◆ Problem to solve
Make an exact copy of the records, with the pictures left out.

◆ Given information
**********

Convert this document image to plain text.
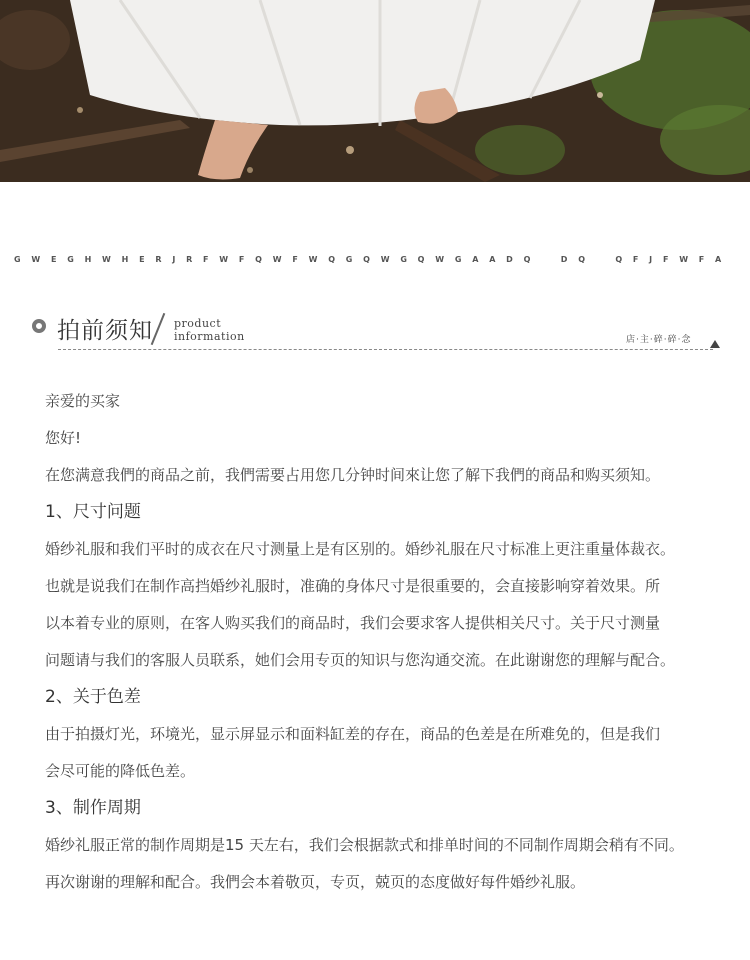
G W E G H W H E R J R F W F Q W F W Q G Q W G Q W G A A D Q   D Q   Q F J F W F A
拍前须知 product
information	店·主·碎·碎·念
亲爱的买家
您好!
在您满意我們的商品之前，我們需要占用您几分钟时间來让您了解下我們的商品和购买须知。
1、尺寸问题
婚纱礼服和我们平时的成衣在尺寸测量上是有区别的。婚纱礼服在尺寸标准上更注重量体裁衣。
也就是说我们在制作高挡婚纱礼服时，准确的身体尺寸是很重要的，会直接影响穿着效果。所
以本着专业的原则，在客人购买我们的商品时，我们会要求客人提供相关尺寸。关于尺寸测量
问题请与我们的客服人员联系，她们会用专页的知识与您沟通交流。在此谢谢您的理解与配合。
2、关于色差
由于拍摄灯光，环境光，显示屏显示和面料缸差的存在，商品的色差是在所难免的，但是我们
会尽可能的降低色差。
3、制作周期
婚纱礼服正常的制作周期是15 天左右，我们会根据款式和排单时间的不同制作周期会稍有不同。
再次谢谢的理解和配合。我們会本着敬页，专页，兢页的态度做好每件婚纱礼服。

**********

◆ Response below
Convert this document image to plain text.
G W E G H W H E R J R F W F Q W F W Q G Q W G Q W G A A D Q   D Q   Q F J F W F A
拍前须知 product
information	店·主·碎·碎·念
亲爱的买家
您好!
在您满意我們的商品之前，我們需要占用您几分钟时间來让您了解下我們的商品和购买须知。
1、尺寸问题
婚纱礼服和我们平时的成衣在尺寸测量上是有区别的。婚纱礼服在尺寸标准上更注重量体裁衣。
也就是说我们在制作高挡婚纱礼服时，准确的身体尺寸是很重要的，会直接影响穿着效果。所
以本着专业的原则，在客人购买我们的商品时，我们会要求客人提供相关尺寸。关于尺寸测量
问题请与我们的客服人员联系，她们会用专页的知识与您沟通交流。在此谢谢您的理解与配合。
2、关于色差
由于拍摄灯光，环境光，显示屏显示和面料缸差的存在，商品的色差是在所难免的，但是我们
会尽可能的降低色差。
3、制作周期
婚纱礼服正常的制作周期是15 天左右，我们会根据款式和排单时间的不同制作周期会稍有不同。
再次谢谢的理解和配合。我們会本着敬页，专页，兢页的态度做好每件婚纱礼服。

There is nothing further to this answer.